Copy the records below exactly, omitting any pictures they contain.
____________________
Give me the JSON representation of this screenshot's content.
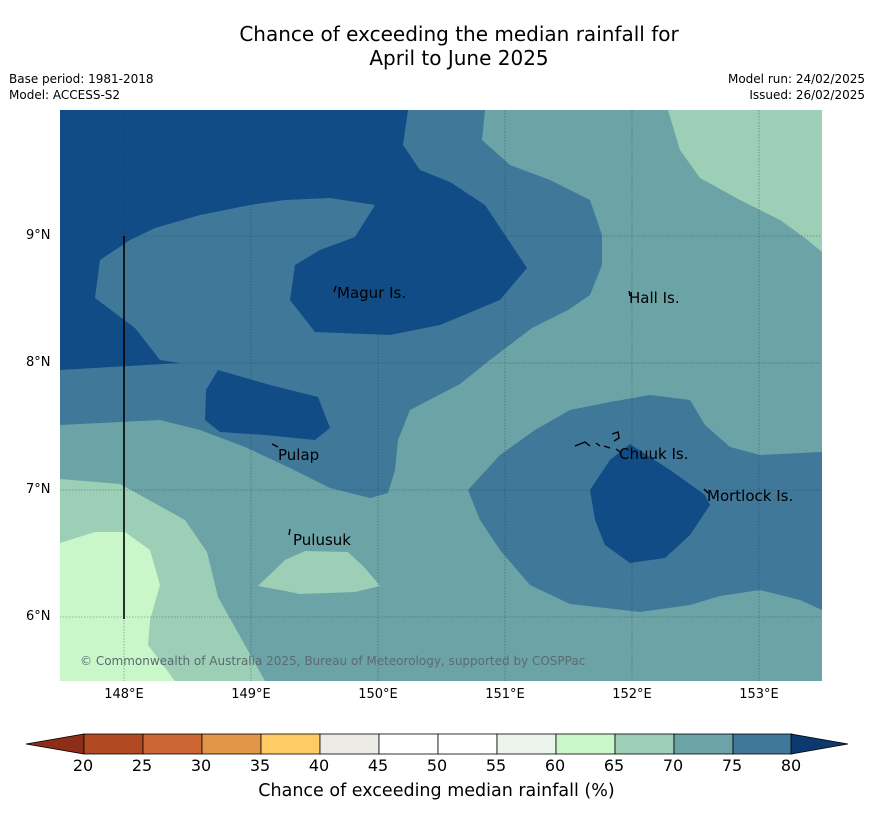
{
  "title_line1": "Chance of exceeding the median rainfall for",
  "title_line2": "April to June 2025",
  "meta": {
    "base_period": "Base period: 1981-2018",
    "model": "Model: ACCESS-S2",
    "model_run": "Model run: 24/02/2025",
    "issued": "Issued: 26/02/2025"
  },
  "map": {
    "lon_ticks": [
      "148°E",
      "149°E",
      "150°E",
      "151°E",
      "152°E",
      "153°E"
    ],
    "lat_ticks": [
      "9°N",
      "8°N",
      "7°N",
      "6°N"
    ],
    "places": [
      "Magur Is.",
      "Hall Is.",
      "Pulap",
      "Chuuk Is.",
      "Mortlock Is.",
      "Pulusuk"
    ],
    "copyright": "© Commonwealth of Australia 2025, Bureau of Meteorology, supported by COSPPac"
  },
  "colorbar": {
    "label": "Chance of exceeding median rainfall (%)",
    "ticks": [
      "20",
      "25",
      "30",
      "35",
      "40",
      "45",
      "50",
      "55",
      "60",
      "65",
      "70",
      "75",
      "80"
    ],
    "colors": [
      "#b14a23",
      "#cd6534",
      "#e29748",
      "#fecb65",
      "#ecebe6",
      "#ffffff",
      "#ffffff",
      "#eaf4ea",
      "#c9f7c9",
      "#9ccfb5",
      "#6ca3a6",
      "#3f7899",
      "#124c87"
    ],
    "below_color": "#8c2e18",
    "above_color": "#0d3a6e"
  }
}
____________________
## The answer
Give me the JSON representation of this screenshot's content.
{
  "title_line1": "Chance of exceeding the median rainfall for",
  "title_line2": "April to June 2025",
  "meta": {
    "base_period": "Base period: 1981-2018",
    "model": "Model: ACCESS-S2",
    "model_run": "Model run: 24/02/2025",
    "issued": "Issued: 26/02/2025"
  },
  "map": {
    "lon_ticks": [
      "148°E",
      "149°E",
      "150°E",
      "151°E",
      "152°E",
      "153°E"
    ],
    "lat_ticks": [
      "9°N",
      "8°N",
      "7°N",
      "6°N"
    ],
    "places": [
      "Magur Is.",
      "Hall Is.",
      "Pulap",
      "Chuuk Is.",
      "Mortlock Is.",
      "Pulusuk"
    ],
    "copyright": "© Commonwealth of Australia 2025, Bureau of Meteorology, supported by COSPPac"
  },
  "colorbar": {
    "label": "Chance of exceeding median rainfall (%)",
    "ticks": [
      "20",
      "25",
      "30",
      "35",
      "40",
      "45",
      "50",
      "55",
      "60",
      "65",
      "70",
      "75",
      "80"
    ],
    "colors": [
      "#b14a23",
      "#cd6534",
      "#e29748",
      "#fecb65",
      "#ecebe6",
      "#ffffff",
      "#ffffff",
      "#eaf4ea",
      "#c9f7c9",
      "#9ccfb5",
      "#6ca3a6",
      "#3f7899",
      "#124c87"
    ],
    "below_color": "#8c2e18",
    "above_color": "#0d3a6e"
  }
}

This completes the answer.